Task objective
Word for word, print each line of the listing below; pictures stay out.

Records from a data collection:
◇ ◇ ◇ ◇ ◇ ◇ ◇
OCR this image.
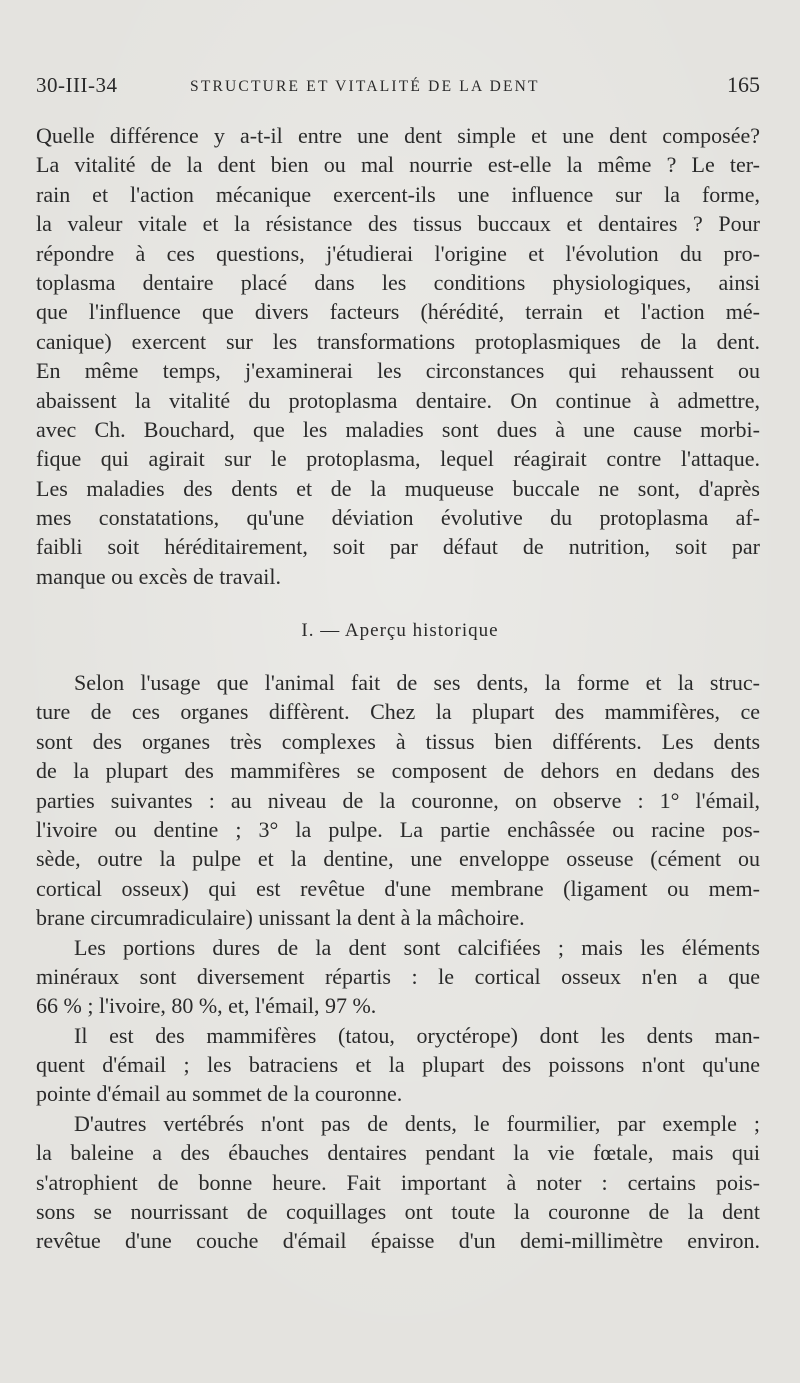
30-III-34	STRUCTURE ET VITALITÉ DE LA DENT	165
Quelle différence y a-t-il entre une dent simple et une dent composée?
La vitalité de la dent bien ou mal nourrie est-elle la même ? Le ter-
rain et l'action mécanique exercent-ils une influence sur la forme,
la valeur vitale et la résistance des tissus buccaux et dentaires ? Pour
répondre à ces questions, j'étudierai l'origine et l'évolution du pro-
toplasma dentaire placé dans les conditions physiologiques, ainsi
que l'influence que divers facteurs (hérédité, terrain et l'action mé-
canique) exercent sur les transformations protoplasmiques de la dent.
En même temps, j'examinerai les circonstances qui rehaussent ou
abaissent la vitalité du protoplasma dentaire. On continue à admettre,
avec Ch. Bouchard, que les maladies sont dues à une cause morbi-
fique qui agirait sur le protoplasma, lequel réagirait contre l'attaque.
Les maladies des dents et de la muqueuse buccale ne sont, d'après
mes constatations, qu'une déviation évolutive du protoplasma af-
faibli soit héréditairement, soit par défaut de nutrition, soit par
manque ou excès de travail.
I. — Aperçu historique
Selon l'usage que l'animal fait de ses dents, la forme et la struc-
ture de ces organes diffèrent. Chez la plupart des mammifères, ce
sont des organes très complexes à tissus bien différents. Les dents
de la plupart des mammifères se composent de dehors en dedans des
parties suivantes : au niveau de la couronne, on observe : 1° l'émail,
l'ivoire ou dentine ; 3° la pulpe. La partie enchâssée ou racine pos-
sède, outre la pulpe et la dentine, une enveloppe osseuse (cément ou
cortical osseux) qui est revêtue d'une membrane (ligament ou mem-
brane circumradiculaire) unissant la dent à la mâchoire.
Les portions dures de la dent sont calcifiées ; mais les éléments
minéraux sont diversement répartis : le cortical osseux n'en a que
66 % ; l'ivoire, 80 %, et, l'émail, 97 %.
Il est des mammifères (tatou, oryctérope) dont les dents man-
quent d'émail ; les batraciens et la plupart des poissons n'ont qu'une
pointe d'émail au sommet de la couronne.
D'autres vertébrés n'ont pas de dents, le fourmilier, par exemple ;
la baleine a des ébauches dentaires pendant la vie fœtale, mais qui
s'atrophient de bonne heure. Fait important à noter : certains pois-
sons se nourrissant de coquillages ont toute la couronne de la dent
revêtue d'une couche d'émail épaisse d'un demi-millimètre environ.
◇ ◇ ◇ ◇ ◇ ◇ ◇
Answer below
OCR this image.
30-III-34	STRUCTURE ET VITALITÉ DE LA DENT	165
Quelle différence y a-t-il entre une dent simple et une dent composée?
La vitalité de la dent bien ou mal nourrie est-elle la même ? Le ter-
rain et l'action mécanique exercent-ils une influence sur la forme,
la valeur vitale et la résistance des tissus buccaux et dentaires ? Pour
répondre à ces questions, j'étudierai l'origine et l'évolution du pro-
toplasma dentaire placé dans les conditions physiologiques, ainsi
que l'influence que divers facteurs (hérédité, terrain et l'action mé-
canique) exercent sur les transformations protoplasmiques de la dent.
En même temps, j'examinerai les circonstances qui rehaussent ou
abaissent la vitalité du protoplasma dentaire. On continue à admettre,
avec Ch. Bouchard, que les maladies sont dues à une cause morbi-
fique qui agirait sur le protoplasma, lequel réagirait contre l'attaque.
Les maladies des dents et de la muqueuse buccale ne sont, d'après
mes constatations, qu'une déviation évolutive du protoplasma af-
faibli soit héréditairement, soit par défaut de nutrition, soit par
manque ou excès de travail.
I. — Aperçu historique
Selon l'usage que l'animal fait de ses dents, la forme et la struc-
ture de ces organes diffèrent. Chez la plupart des mammifères, ce
sont des organes très complexes à tissus bien différents. Les dents
de la plupart des mammifères se composent de dehors en dedans des
parties suivantes : au niveau de la couronne, on observe : 1° l'émail,
l'ivoire ou dentine ; 3° la pulpe. La partie enchâssée ou racine pos-
sède, outre la pulpe et la dentine, une enveloppe osseuse (cément ou
cortical osseux) qui est revêtue d'une membrane (ligament ou mem-
brane circumradiculaire) unissant la dent à la mâchoire.
Les portions dures de la dent sont calcifiées ; mais les éléments
minéraux sont diversement répartis : le cortical osseux n'en a que
66 % ; l'ivoire, 80 %, et, l'émail, 97 %.
Il est des mammifères (tatou, oryctérope) dont les dents man-
quent d'émail ; les batraciens et la plupart des poissons n'ont qu'une
pointe d'émail au sommet de la couronne.
D'autres vertébrés n'ont pas de dents, le fourmilier, par exemple ;
la baleine a des ébauches dentaires pendant la vie fœtale, mais qui
s'atrophient de bonne heure. Fait important à noter : certains pois-
sons se nourrissant de coquillages ont toute la couronne de la dent
revêtue d'une couche d'émail épaisse d'un demi-millimètre environ.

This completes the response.